> DIRECTIONS FOR THIS TASK:
List all lines in the material below that contain "Order".

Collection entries
┄┄┄┄┄┄┄┄┄┄┄┄┄┄┄┄┄┄┄┄

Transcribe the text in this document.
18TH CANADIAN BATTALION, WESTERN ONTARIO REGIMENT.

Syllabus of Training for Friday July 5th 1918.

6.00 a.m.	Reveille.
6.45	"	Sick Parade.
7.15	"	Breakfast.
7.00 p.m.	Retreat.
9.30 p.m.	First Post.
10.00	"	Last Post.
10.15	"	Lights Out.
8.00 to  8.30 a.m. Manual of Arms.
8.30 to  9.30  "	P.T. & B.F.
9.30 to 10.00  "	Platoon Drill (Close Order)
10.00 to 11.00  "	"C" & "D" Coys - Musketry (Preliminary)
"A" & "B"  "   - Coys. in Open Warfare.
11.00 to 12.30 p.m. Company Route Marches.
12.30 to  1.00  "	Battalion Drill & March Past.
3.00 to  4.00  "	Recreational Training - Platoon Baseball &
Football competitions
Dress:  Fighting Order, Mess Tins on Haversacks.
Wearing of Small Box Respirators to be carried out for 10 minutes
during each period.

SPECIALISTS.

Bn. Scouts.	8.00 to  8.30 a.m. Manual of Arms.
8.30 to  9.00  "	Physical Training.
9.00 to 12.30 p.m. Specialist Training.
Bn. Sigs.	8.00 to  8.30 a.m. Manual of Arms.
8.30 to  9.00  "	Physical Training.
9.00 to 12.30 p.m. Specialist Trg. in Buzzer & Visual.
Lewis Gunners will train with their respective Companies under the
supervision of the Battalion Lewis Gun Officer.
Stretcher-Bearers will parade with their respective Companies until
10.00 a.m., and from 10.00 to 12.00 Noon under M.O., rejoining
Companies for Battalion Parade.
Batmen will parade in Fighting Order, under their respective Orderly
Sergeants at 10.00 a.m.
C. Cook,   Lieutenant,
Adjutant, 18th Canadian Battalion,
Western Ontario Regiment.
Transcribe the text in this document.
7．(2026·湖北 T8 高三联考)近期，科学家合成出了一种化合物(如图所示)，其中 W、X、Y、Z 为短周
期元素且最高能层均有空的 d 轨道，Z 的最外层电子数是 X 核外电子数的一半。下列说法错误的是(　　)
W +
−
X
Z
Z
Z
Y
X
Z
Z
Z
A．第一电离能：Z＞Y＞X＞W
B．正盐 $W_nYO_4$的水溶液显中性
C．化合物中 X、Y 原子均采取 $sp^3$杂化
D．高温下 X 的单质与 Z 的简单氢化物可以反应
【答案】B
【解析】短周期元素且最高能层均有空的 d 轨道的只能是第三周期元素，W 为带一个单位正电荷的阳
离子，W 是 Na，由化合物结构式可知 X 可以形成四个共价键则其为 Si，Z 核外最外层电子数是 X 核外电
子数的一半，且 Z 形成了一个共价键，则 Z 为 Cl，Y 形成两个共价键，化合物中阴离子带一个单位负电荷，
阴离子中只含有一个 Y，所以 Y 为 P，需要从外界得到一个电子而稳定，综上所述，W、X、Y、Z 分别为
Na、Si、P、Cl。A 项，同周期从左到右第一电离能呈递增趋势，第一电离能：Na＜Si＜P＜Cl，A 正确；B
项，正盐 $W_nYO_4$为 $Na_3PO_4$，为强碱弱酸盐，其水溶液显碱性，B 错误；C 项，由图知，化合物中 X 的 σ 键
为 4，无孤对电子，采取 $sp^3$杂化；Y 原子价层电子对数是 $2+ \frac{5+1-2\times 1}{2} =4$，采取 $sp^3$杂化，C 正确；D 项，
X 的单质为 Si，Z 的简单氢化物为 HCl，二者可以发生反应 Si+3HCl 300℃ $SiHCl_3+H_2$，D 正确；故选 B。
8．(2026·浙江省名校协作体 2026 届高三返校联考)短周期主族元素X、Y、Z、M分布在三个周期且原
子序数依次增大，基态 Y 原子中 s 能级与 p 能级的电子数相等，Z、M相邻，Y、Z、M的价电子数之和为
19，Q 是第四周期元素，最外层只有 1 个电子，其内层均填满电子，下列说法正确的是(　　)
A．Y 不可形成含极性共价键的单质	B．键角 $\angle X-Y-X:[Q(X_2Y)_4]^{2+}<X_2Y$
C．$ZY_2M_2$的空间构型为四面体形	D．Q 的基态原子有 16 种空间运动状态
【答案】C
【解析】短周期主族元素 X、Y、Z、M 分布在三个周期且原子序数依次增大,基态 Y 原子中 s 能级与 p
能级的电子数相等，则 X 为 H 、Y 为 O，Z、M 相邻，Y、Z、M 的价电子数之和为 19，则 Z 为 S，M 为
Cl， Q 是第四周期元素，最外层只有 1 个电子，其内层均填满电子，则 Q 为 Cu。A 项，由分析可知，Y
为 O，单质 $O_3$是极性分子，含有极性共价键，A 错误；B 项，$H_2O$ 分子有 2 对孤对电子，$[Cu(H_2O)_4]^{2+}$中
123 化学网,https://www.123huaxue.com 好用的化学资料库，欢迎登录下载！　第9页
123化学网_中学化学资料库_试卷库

┄┄┄┄┄┄┄┄┄┄┄┄┄┄┄┄┄┄┄┄

> TASK ANSWER:
9.30 to 10.00  "	Platoon Drill (Close Order)
Dress:  Fighting Order, Mess Tins on Haversacks.
Batmen will parade in Fighting Order, under their respective Orderly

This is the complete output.